## Exercise brief
Write every record out again exactly as given.
=====
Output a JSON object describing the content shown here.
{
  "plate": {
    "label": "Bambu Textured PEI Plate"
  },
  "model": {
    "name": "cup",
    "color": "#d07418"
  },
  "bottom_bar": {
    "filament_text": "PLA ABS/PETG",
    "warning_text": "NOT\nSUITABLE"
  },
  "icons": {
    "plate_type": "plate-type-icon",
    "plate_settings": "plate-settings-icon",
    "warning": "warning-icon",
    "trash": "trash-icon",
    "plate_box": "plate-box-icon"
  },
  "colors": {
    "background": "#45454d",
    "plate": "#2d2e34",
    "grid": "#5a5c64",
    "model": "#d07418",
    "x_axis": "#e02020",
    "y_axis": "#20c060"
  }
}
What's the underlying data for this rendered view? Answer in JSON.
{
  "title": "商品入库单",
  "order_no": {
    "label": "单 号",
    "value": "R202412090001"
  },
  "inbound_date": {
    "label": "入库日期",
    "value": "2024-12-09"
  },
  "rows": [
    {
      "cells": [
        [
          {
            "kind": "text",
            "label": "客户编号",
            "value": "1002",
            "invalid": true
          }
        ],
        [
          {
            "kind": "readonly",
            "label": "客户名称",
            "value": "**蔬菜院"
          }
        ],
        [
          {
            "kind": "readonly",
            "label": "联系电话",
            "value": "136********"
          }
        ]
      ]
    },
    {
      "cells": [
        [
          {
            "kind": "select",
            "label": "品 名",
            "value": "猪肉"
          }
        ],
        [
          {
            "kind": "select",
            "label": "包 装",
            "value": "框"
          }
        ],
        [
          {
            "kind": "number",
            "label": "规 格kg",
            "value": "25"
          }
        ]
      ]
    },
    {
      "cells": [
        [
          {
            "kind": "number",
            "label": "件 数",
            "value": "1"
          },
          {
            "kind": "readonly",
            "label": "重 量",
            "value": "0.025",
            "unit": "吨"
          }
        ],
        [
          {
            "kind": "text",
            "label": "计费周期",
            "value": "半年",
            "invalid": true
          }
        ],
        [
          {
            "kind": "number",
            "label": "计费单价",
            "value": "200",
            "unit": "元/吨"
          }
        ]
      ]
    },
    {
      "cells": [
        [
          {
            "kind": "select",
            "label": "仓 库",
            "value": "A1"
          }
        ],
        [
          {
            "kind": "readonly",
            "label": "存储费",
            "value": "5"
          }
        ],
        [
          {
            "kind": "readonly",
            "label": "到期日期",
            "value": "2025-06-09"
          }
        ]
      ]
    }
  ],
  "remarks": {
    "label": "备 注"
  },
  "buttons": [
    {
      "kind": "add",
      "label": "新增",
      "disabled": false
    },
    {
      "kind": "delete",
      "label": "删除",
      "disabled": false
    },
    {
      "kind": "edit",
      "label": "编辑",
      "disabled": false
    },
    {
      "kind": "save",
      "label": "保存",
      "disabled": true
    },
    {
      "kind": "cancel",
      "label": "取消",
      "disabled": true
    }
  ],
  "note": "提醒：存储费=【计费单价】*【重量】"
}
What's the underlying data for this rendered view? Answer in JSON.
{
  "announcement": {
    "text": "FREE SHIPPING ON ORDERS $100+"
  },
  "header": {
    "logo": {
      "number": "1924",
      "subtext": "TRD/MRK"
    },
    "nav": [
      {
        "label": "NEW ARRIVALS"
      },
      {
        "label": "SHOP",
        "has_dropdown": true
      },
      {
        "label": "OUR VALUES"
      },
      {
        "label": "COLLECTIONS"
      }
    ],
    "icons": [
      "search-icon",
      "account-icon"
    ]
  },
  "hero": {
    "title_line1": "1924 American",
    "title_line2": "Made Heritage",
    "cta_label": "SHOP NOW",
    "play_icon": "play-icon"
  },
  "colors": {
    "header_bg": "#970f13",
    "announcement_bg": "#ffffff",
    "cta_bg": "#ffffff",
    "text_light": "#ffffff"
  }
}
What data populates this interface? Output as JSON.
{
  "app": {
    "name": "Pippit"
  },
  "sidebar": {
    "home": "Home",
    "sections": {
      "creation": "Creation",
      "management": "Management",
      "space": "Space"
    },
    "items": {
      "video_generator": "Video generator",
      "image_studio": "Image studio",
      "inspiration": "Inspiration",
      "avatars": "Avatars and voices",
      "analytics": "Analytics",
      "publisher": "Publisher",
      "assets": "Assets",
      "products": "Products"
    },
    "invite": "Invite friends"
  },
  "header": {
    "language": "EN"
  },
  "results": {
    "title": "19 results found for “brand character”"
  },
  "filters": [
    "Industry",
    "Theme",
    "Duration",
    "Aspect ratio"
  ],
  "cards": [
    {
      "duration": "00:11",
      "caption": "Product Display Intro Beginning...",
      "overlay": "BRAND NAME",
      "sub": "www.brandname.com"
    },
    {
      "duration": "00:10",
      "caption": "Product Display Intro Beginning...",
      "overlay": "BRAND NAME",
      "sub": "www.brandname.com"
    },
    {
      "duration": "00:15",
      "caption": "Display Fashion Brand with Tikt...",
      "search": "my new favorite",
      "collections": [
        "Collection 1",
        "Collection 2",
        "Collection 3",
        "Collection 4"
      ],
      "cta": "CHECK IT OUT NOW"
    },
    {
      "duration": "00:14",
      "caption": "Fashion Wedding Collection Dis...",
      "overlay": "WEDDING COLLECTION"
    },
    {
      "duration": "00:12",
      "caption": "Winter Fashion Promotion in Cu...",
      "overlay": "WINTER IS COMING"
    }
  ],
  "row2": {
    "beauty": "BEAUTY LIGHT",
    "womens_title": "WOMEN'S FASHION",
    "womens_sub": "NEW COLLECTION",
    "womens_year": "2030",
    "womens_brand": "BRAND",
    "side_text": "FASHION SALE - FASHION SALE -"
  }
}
=====
## Full answer
Output a JSON object describing the content shown here.
{
  "plate": {
    "label": "Bambu Textured PEI Plate"
  },
  "model": {
    "name": "cup",
    "color": "#d07418"
  },
  "bottom_bar": {
    "filament_text": "PLA ABS/PETG",
    "warning_text": "NOT\nSUITABLE"
  },
  "icons": {
    "plate_type": "plate-type-icon",
    "plate_settings": "plate-settings-icon",
    "warning": "warning-icon",
    "trash": "trash-icon",
    "plate_box": "plate-box-icon"
  },
  "colors": {
    "background": "#45454d",
    "plate": "#2d2e34",
    "grid": "#5a5c64",
    "model": "#d07418",
    "x_axis": "#e02020",
    "y_axis": "#20c060"
  }
}
What's the underlying data for this rendered view? Answer in JSON.
{
  "title": "商品入库单",
  "order_no": {
    "label": "单 号",
    "value": "R202412090001"
  },
  "inbound_date": {
    "label": "入库日期",
    "value": "2024-12-09"
  },
  "rows": [
    {
      "cells": [
        [
          {
            "kind": "text",
            "label": "客户编号",
            "value": "1002",
            "invalid": true
          }
        ],
        [
          {
            "kind": "readonly",
            "label": "客户名称",
            "value": "**蔬菜院"
          }
        ],
        [
          {
            "kind": "readonly",
            "label": "联系电话",
            "value": "136********"
          }
        ]
      ]
    },
    {
      "cells": [
        [
          {
            "kind": "select",
            "label": "品 名",
            "value": "猪肉"
          }
        ],
        [
          {
            "kind": "select",
            "label": "包 装",
            "value": "框"
          }
        ],
        [
          {
            "kind": "number",
            "label": "规 格kg",
            "value": "25"
          }
        ]
      ]
    },
    {
      "cells": [
        [
          {
            "kind": "number",
            "label": "件 数",
            "value": "1"
          },
          {
            "kind": "readonly",
            "label": "重 量",
            "value": "0.025",
            "unit": "吨"
          }
        ],
        [
          {
            "kind": "text",
            "label": "计费周期",
            "value": "半年",
            "invalid": true
          }
        ],
        [
          {
            "kind": "number",
            "label": "计费单价",
            "value": "200",
            "unit": "元/吨"
          }
        ]
      ]
    },
    {
      "cells": [
        [
          {
            "kind": "select",
            "label": "仓 库",
            "value": "A1"
          }
        ],
        [
          {
            "kind": "readonly",
            "label": "存储费",
            "value": "5"
          }
        ],
        [
          {
            "kind": "readonly",
            "label": "到期日期",
            "value": "2025-06-09"
          }
        ]
      ]
    }
  ],
  "remarks": {
    "label": "备 注"
  },
  "buttons": [
    {
      "kind": "add",
      "label": "新增",
      "disabled": false
    },
    {
      "kind": "delete",
      "label": "删除",
      "disabled": false
    },
    {
      "kind": "edit",
      "label": "编辑",
      "disabled": false
    },
    {
      "kind": "save",
      "label": "保存",
      "disabled": true
    },
    {
      "kind": "cancel",
      "label": "取消",
      "disabled": true
    }
  ],
  "note": "提醒：存储费=【计费单价】*【重量】"
}
What's the underlying data for this rendered view? Answer in JSON.
{
  "announcement": {
    "text": "FREE SHIPPING ON ORDERS $100+"
  },
  "header": {
    "logo": {
      "number": "1924",
      "subtext": "TRD/MRK"
    },
    "nav": [
      {
        "label": "NEW ARRIVALS"
      },
      {
        "label": "SHOP",
        "has_dropdown": true
      },
      {
        "label": "OUR VALUES"
      },
      {
        "label": "COLLECTIONS"
      }
    ],
    "icons": [
      "search-icon",
      "account-icon"
    ]
  },
  "hero": {
    "title_line1": "1924 American",
    "title_line2": "Made Heritage",
    "cta_label": "SHOP NOW",
    "play_icon": "play-icon"
  },
  "colors": {
    "header_bg": "#970f13",
    "announcement_bg": "#ffffff",
    "cta_bg": "#ffffff",
    "text_light": "#ffffff"
  }
}
What data populates this interface? Output as JSON.
{
  "app": {
    "name": "Pippit"
  },
  "sidebar": {
    "home": "Home",
    "sections": {
      "creation": "Creation",
      "management": "Management",
      "space": "Space"
    },
    "items": {
      "video_generator": "Video generator",
      "image_studio": "Image studio",
      "inspiration": "Inspiration",
      "avatars": "Avatars and voices",
      "analytics": "Analytics",
      "publisher": "Publisher",
      "assets": "Assets",
      "products": "Products"
    },
    "invite": "Invite friends"
  },
  "header": {
    "language": "EN"
  },
  "results": {
    "title": "19 results found for “brand character”"
  },
  "filters": [
    "Industry",
    "Theme",
    "Duration",
    "Aspect ratio"
  ],
  "cards": [
    {
      "duration": "00:11",
      "caption": "Product Display Intro Beginning...",
      "overlay": "BRAND NAME",
      "sub": "www.brandname.com"
    },
    {
      "duration": "00:10",
      "caption": "Product Display Intro Beginning...",
      "overlay": "BRAND NAME",
      "sub": "www.brandname.com"
    },
    {
      "duration": "00:15",
      "caption": "Display Fashion Brand with Tikt...",
      "search": "my new favorite",
      "collections": [
        "Collection 1",
        "Collection 2",
        "Collection 3",
        "Collection 4"
      ],
      "cta": "CHECK IT OUT NOW"
    },
    {
      "duration": "00:14",
      "caption": "Fashion Wedding Collection Dis...",
      "overlay": "WEDDING COLLECTION"
    },
    {
      "duration": "00:12",
      "caption": "Winter Fashion Promotion in Cu...",
      "overlay": "WINTER IS COMING"
    }
  ],
  "row2": {
    "beauty": "BEAUTY LIGHT",
    "womens_title": "WOMEN'S FASHION",
    "womens_sub": "NEW COLLECTION",
    "womens_year": "2030",
    "womens_brand": "BRAND",
    "side_text": "FASHION SALE - FASHION SALE -"
  }
}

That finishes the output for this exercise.